_AIM_
In how many lines of the data does the word "Ctrl" appear? Give the number by itself.

_SUPPLIED DATA_
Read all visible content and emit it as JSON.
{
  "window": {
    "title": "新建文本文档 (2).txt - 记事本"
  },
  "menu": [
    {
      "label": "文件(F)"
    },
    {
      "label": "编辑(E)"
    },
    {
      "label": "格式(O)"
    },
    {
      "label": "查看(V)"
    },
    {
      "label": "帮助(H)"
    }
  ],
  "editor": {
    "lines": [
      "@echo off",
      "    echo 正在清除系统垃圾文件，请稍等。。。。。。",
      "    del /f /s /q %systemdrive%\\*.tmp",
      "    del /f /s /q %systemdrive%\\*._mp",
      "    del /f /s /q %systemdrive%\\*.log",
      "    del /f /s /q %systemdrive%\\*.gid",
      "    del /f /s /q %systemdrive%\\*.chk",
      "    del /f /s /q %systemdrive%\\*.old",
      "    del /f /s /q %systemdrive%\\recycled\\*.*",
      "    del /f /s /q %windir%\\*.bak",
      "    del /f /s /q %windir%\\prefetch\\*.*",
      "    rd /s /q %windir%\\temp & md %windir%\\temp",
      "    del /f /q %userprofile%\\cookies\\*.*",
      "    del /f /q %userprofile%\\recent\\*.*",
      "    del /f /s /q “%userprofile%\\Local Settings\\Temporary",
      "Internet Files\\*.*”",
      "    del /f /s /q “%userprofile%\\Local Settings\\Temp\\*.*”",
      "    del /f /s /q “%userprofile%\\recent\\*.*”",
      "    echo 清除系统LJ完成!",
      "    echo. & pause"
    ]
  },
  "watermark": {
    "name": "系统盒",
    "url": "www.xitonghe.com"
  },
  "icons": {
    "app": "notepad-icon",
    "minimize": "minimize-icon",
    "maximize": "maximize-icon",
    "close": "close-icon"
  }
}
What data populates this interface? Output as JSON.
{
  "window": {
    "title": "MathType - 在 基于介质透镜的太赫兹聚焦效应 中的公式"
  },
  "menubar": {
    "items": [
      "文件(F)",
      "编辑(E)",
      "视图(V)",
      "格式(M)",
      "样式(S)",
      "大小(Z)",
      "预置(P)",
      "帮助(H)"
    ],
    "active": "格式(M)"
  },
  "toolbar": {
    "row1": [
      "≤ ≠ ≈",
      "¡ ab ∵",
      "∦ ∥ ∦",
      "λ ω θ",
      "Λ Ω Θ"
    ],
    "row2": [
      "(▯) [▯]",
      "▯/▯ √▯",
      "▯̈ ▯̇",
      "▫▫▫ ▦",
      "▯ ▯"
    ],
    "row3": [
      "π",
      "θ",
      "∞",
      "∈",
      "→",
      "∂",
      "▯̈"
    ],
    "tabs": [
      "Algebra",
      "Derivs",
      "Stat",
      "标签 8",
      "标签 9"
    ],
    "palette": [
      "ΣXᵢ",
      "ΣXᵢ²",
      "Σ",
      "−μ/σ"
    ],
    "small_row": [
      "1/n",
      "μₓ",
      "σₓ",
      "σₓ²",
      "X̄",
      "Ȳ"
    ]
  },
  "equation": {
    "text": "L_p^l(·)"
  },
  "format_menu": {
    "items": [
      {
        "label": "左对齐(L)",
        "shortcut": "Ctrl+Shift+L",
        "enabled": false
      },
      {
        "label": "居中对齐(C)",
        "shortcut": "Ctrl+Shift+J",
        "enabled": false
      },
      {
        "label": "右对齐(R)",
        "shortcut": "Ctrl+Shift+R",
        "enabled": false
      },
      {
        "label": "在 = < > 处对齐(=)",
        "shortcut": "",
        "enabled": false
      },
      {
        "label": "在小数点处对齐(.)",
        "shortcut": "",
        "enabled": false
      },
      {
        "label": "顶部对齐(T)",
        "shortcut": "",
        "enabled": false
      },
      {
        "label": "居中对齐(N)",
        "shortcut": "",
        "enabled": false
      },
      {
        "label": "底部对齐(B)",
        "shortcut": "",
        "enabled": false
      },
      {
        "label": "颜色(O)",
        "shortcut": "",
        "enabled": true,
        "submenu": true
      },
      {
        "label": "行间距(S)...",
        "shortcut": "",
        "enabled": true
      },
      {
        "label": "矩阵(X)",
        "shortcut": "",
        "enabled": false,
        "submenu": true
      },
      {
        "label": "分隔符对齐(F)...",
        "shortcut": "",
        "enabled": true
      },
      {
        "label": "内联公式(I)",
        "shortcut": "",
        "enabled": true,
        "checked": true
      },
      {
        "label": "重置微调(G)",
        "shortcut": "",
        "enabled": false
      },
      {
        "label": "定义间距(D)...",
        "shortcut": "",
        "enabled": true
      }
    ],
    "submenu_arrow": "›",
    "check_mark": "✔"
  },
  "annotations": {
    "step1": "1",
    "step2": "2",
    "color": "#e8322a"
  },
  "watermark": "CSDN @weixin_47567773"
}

_RESULT FOR THIS TASK_
3